-- Given request --
Output all the entries word for word. Omit the pictures.

Data records:

===

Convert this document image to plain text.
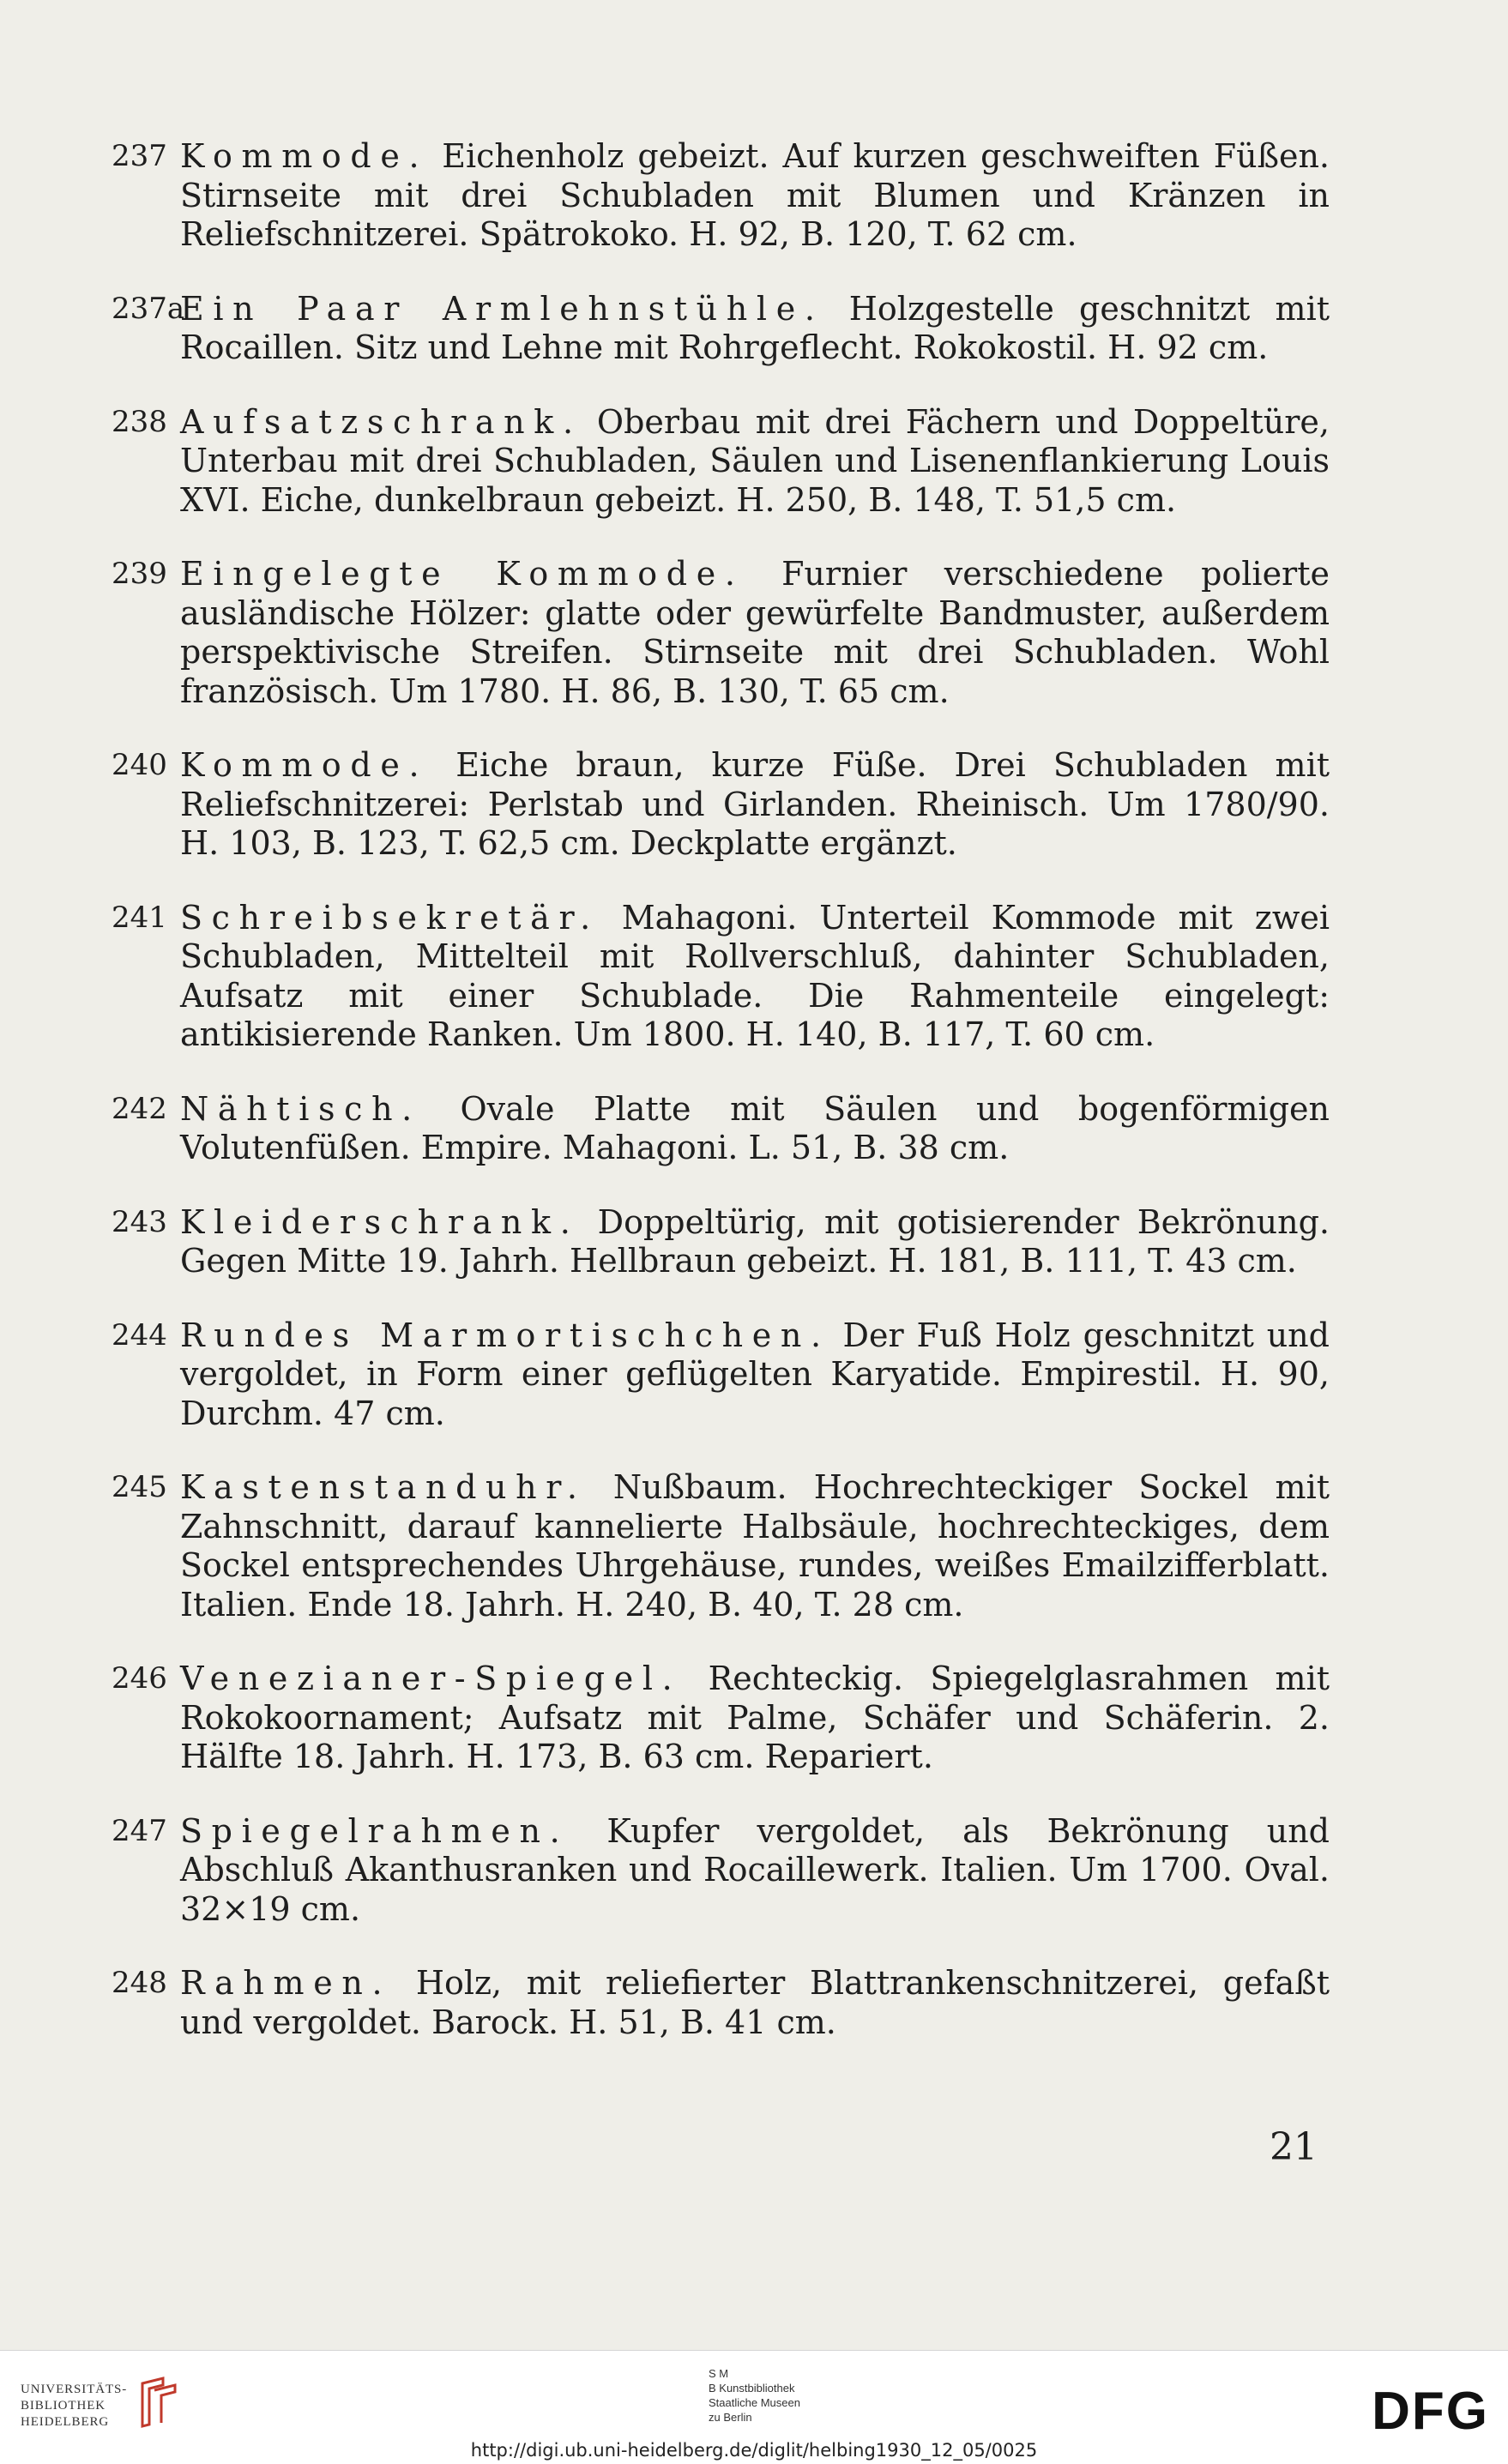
237 Kommode. Eichenholz gebeizt. Auf kurzen geschweiften Füßen. Stirnseite mit drei Schubladen mit Blumen und Kränzen in Reliefschnitzerei. Spätrokoko. H. 92, B. 120, T. 62 cm.
237a
Ein Paar Armlehnstühle. Holzgestelle geschnitzt mit Rocaillen. Sitz und Lehne mit Rohrgeflecht. Rokokostil. H. 92 cm.
238 Aufsatzschrank. Oberbau mit drei Fächern und Doppeltüre, Unterbau mit drei Schubladen, Säulen und Lisenenflankierung Louis XVI. Eiche, dunkelbraun gebeizt. H. 250, B. 148, T. 51,5 cm.
239 Eingelegte Kommode. Furnier verschiedene polierte ausländische Hölzer: glatte oder gewürfelte Bandmuster, außerdem perspektivische Streifen. Stirnseite mit drei Schubladen. Wohl französisch. Um 1780. H. 86, B. 130, T. 65 cm.
240 Kommode. Eiche braun, kurze Füße. Drei Schubladen mit Reliefschnitzerei: Perlstab und Girlanden. Rheinisch. Um 1780/90. H. 103, B. 123, T. 62,5 cm. Deckplatte ergänzt.
241 Schreibsekretär. Mahagoni. Unterteil Kommode mit zwei Schubladen, Mittelteil mit Rollverschluß, dahinter Schubladen, Aufsatz mit einer Schublade. Die Rahmenteile eingelegt: antikisierende Ranken. Um 1800. H. 140, B. 117, T. 60 cm.
242 Nähtisch. Ovale Platte mit Säulen und bogenförmigen Volutenfüßen. Empire. Mahagoni. L. 51, B. 38 cm.
243 Kleiderschrank. Doppeltürig, mit gotisierender Bekrönung. Gegen Mitte 19. Jahrh. Hellbraun gebeizt. H. 181, B. 111, T. 43 cm.
244 Rundes Marmortischchen. Der Fuß Holz geschnitzt und vergoldet, in Form einer geflügelten Karyatide. Empirestil. H. 90, Durchm. 47 cm.
245 Kastenstanduhr. Nußbaum. Hochrechteckiger Sockel mit Zahnschnitt, darauf kannelierte Halbsäule, hochrechteckiges, dem Sockel entsprechendes Uhrgehäuse, rundes, weißes Emailzifferblatt. Italien. Ende 18. Jahrh. H. 240, B. 40, T. 28 cm.
246 Venezianer-Spiegel. Rechteckig. Spiegelglasrahmen mit Rokokoornament; Aufsatz mit Palme, Schäfer und Schäferin. 2. Hälfte 18. Jahrh. H. 173, B. 63 cm. Repariert.
247 Spiegelrahmen. Kupfer vergoldet, als Bekrönung und Abschluß Akanthusranken und Rocaillewerk. Italien. Um 1700. Oval. 32×19 cm.
248 Rahmen. Holz, mit reliefierter Blattrankenschnitzerei, gefaßt und vergoldet. Barock. H. 51, B. 41 cm.
21
UNIVERSITÄTS-
BIBLIOTHEK
HEIDELBERG
S M
B Kunstbibliothek
Staatliche Museen
zu Berlin	DFG
http://digi.ub.uni-heidelberg.de/diglit/helbing1930_12_05/0025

===

-- Written reply --
Convert this document image to plain text.
237 Kommode. Eichenholz gebeizt. Auf kurzen geschweiften Füßen. Stirnseite mit drei Schubladen mit Blumen und Kränzen in Reliefschnitzerei. Spätrokoko. H. 92, B. 120, T. 62 cm.
237a
Ein Paar Armlehnstühle. Holzgestelle geschnitzt mit Rocaillen. Sitz und Lehne mit Rohrgeflecht. Rokokostil. H. 92 cm.
238 Aufsatzschrank. Oberbau mit drei Fächern und Doppeltüre, Unterbau mit drei Schubladen, Säulen und Lisenenflankierung Louis XVI. Eiche, dunkelbraun gebeizt. H. 250, B. 148, T. 51,5 cm.
239 Eingelegte Kommode. Furnier verschiedene polierte ausländische Hölzer: glatte oder gewürfelte Bandmuster, außerdem perspektivische Streifen. Stirnseite mit drei Schubladen. Wohl französisch. Um 1780. H. 86, B. 130, T. 65 cm.
240 Kommode. Eiche braun, kurze Füße. Drei Schubladen mit Reliefschnitzerei: Perlstab und Girlanden. Rheinisch. Um 1780/90. H. 103, B. 123, T. 62,5 cm. Deckplatte ergänzt.
241 Schreibsekretär. Mahagoni. Unterteil Kommode mit zwei Schubladen, Mittelteil mit Rollverschluß, dahinter Schubladen, Aufsatz mit einer Schublade. Die Rahmenteile eingelegt: antikisierende Ranken. Um 1800. H. 140, B. 117, T. 60 cm.
242 Nähtisch. Ovale Platte mit Säulen und bogenförmigen Volutenfüßen. Empire. Mahagoni. L. 51, B. 38 cm.
243 Kleiderschrank. Doppeltürig, mit gotisierender Bekrönung. Gegen Mitte 19. Jahrh. Hellbraun gebeizt. H. 181, B. 111, T. 43 cm.
244 Rundes Marmortischchen. Der Fuß Holz geschnitzt und vergoldet, in Form einer geflügelten Karyatide. Empirestil. H. 90, Durchm. 47 cm.
245 Kastenstanduhr. Nußbaum. Hochrechteckiger Sockel mit Zahnschnitt, darauf kannelierte Halbsäule, hochrechteckiges, dem Sockel entsprechendes Uhrgehäuse, rundes, weißes Emailzifferblatt. Italien. Ende 18. Jahrh. H. 240, B. 40, T. 28 cm.
246 Venezianer-Spiegel. Rechteckig. Spiegelglasrahmen mit Rokokoornament; Aufsatz mit Palme, Schäfer und Schäferin. 2. Hälfte 18. Jahrh. H. 173, B. 63 cm. Repariert.
247 Spiegelrahmen. Kupfer vergoldet, als Bekrönung und Abschluß Akanthusranken und Rocaillewerk. Italien. Um 1700. Oval. 32×19 cm.
248 Rahmen. Holz, mit reliefierter Blattrankenschnitzerei, gefaßt und vergoldet. Barock. H. 51, B. 41 cm.
21
UNIVERSITÄTS-
BIBLIOTHEK
HEIDELBERG
S M
B Kunstbibliothek
Staatliche Museen
zu Berlin	DFG
http://digi.ub.uni-heidelberg.de/diglit/helbing1930_12_05/0025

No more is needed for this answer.